## Goal
Find every line with the word "this". Copy those lines.

== == ==

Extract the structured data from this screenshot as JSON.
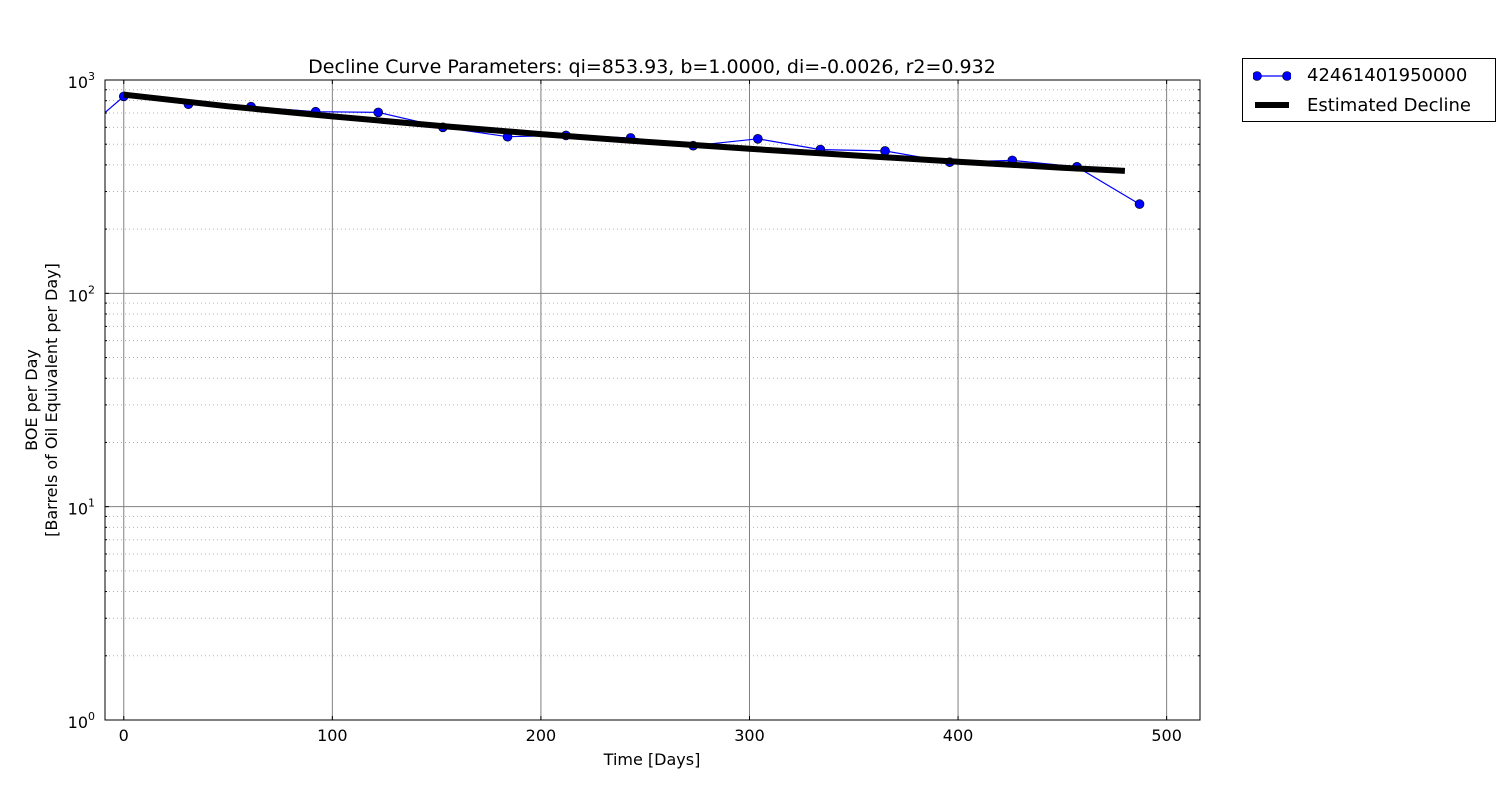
{
  "chart_data": {
    "type": "line",
    "title": "Decline Curve Parameters: qi=853.93, b=1.0000, di=-0.0026, r2=0.932",
    "xlabel": "Time [Days]",
    "ylabel_line1": "BOE per Day",
    "ylabel_line2": "[Barrels of Oil Equivalent per Day]",
    "xlim": [
      -9,
      516
    ],
    "ylim": [
      1,
      1000
    ],
    "yscale": "log",
    "x_ticks": [
      0,
      100,
      200,
      300,
      400,
      500
    ],
    "y_ticks": [
      {
        "value": 1,
        "base": "10",
        "exp": "0"
      },
      {
        "value": 10,
        "base": "10",
        "exp": "1"
      },
      {
        "value": 100,
        "base": "10",
        "exp": "2"
      },
      {
        "value": 1000,
        "base": "10",
        "exp": "3"
      }
    ],
    "grid": true,
    "legend_position": "outside-top-right",
    "series": [
      {
        "name": "42461401950000",
        "color": "#0000ff",
        "marker": "circle",
        "x": [
          -10,
          0,
          31,
          61,
          92,
          122,
          153,
          184,
          212,
          243,
          273,
          304,
          334,
          365,
          396,
          426,
          457,
          487
        ],
        "y": [
          690,
          838,
          770,
          750,
          710,
          705,
          600,
          542,
          550,
          535,
          492,
          530,
          472,
          465,
          412,
          420,
          392,
          262
        ]
      },
      {
        "name": "Estimated Decline",
        "color": "#000000",
        "line_width": 6,
        "x": [
          0,
          50,
          100,
          150,
          200,
          250,
          300,
          350,
          400,
          450,
          480
        ],
        "y": [
          854,
          753,
          675,
          611,
          558,
          513,
          476,
          443,
          414,
          388,
          375
        ]
      }
    ]
  }
}
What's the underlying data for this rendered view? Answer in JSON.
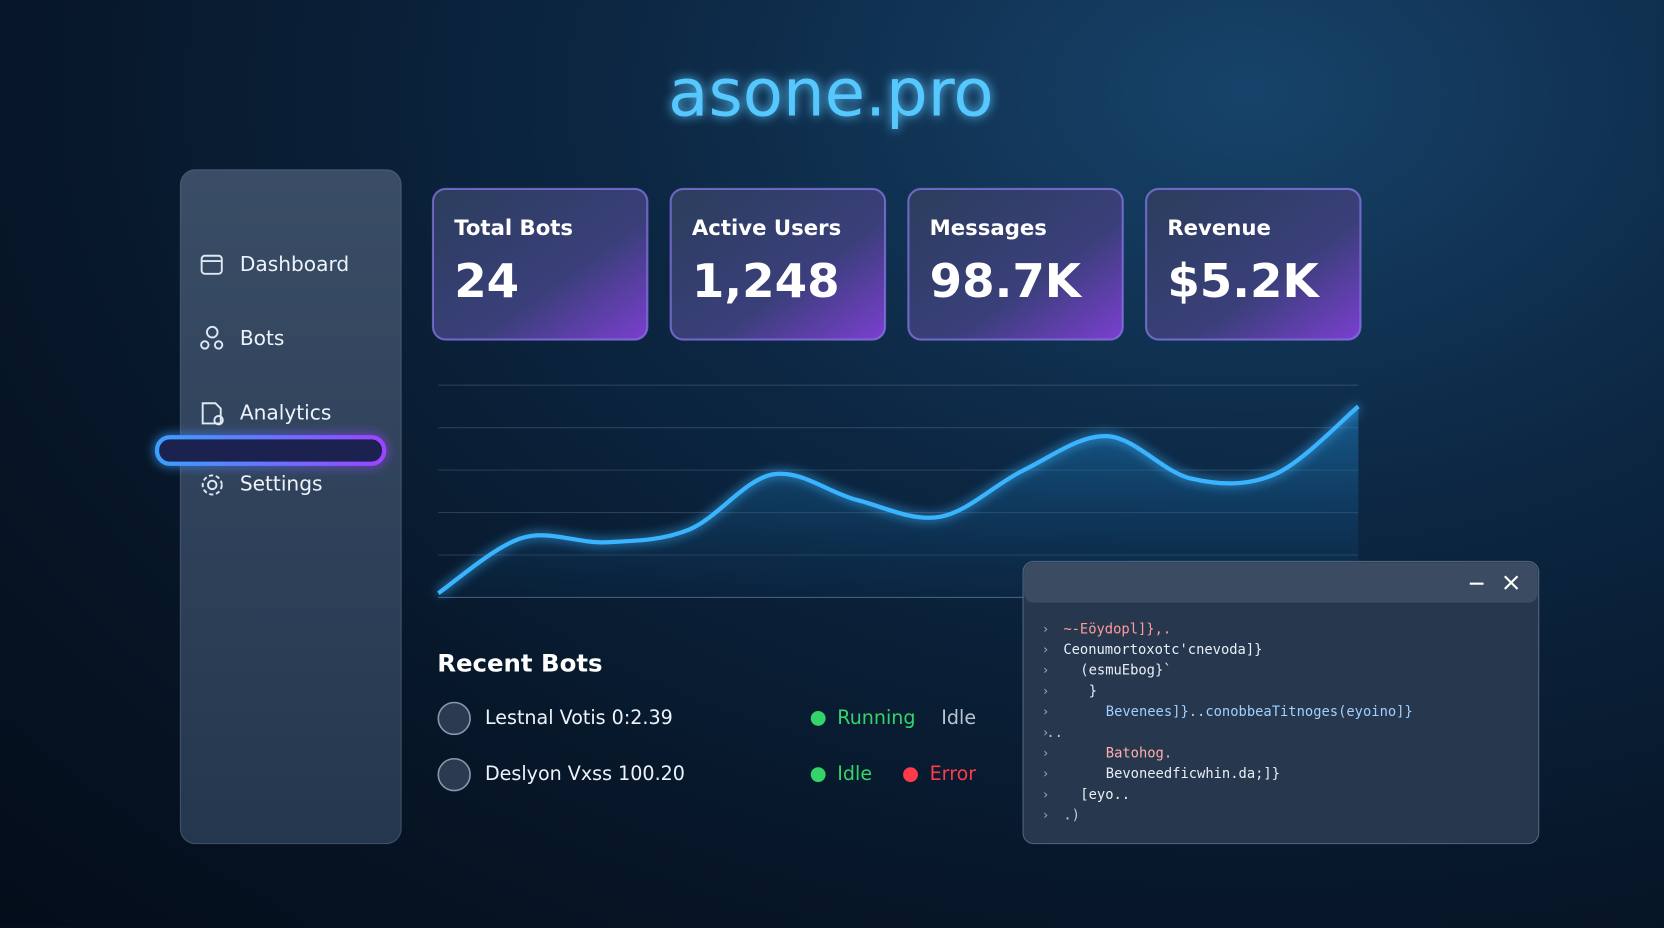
{
  "brand": "asone.pro",
  "sidebar": {
    "items": [
      "Dashboard",
      "Bots",
      "Analytics",
      "Settings"
    ]
  },
  "stats": [
    {
      "label": "Total Bots",
      "value": "24"
    },
    {
      "label": "Active Users",
      "value": "1,248"
    },
    {
      "label": "Messages",
      "value": "98.7K"
    },
    {
      "label": "Revenue",
      "value": "$5.2K"
    }
  ],
  "chart_data": {
    "type": "line",
    "values": [
      0.1,
      1.4,
      1.3,
      1.6,
      2.9,
      2.3,
      1.9,
      3.0,
      3.8,
      2.8,
      2.9,
      4.5
    ],
    "ylim": [
      0,
      5
    ],
    "color": "#3ab4ff"
  },
  "recent": {
    "title": "Recent Bots",
    "rows": [
      {
        "name": "Lestnal Votis 0:2.39",
        "statuses": [
          "Running",
          "Idle"
        ]
      },
      {
        "name": "Deslyon Vxss 100.20",
        "statuses": [
          "Idle",
          "Error"
        ]
      }
    ]
  },
  "terminal": {
    "lines": [
      "~-Eöydopl]},.",
      "Ceonumortoxotc'cnevoda]}",
      "(esmuEbog}`",
      "}",
      "Bevenees]}..conobbeaTitnoges(eyoino]}",
      "..",
      "Batohog.",
      "Bevoneedficwhin.da;]}",
      "[eyo..",
      ".)"
    ]
  }
}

== == ==

## Exercise output
Extract the structured data from this screenshot as JSON.
What's the underlying data for this rendered view? Answer in JSON.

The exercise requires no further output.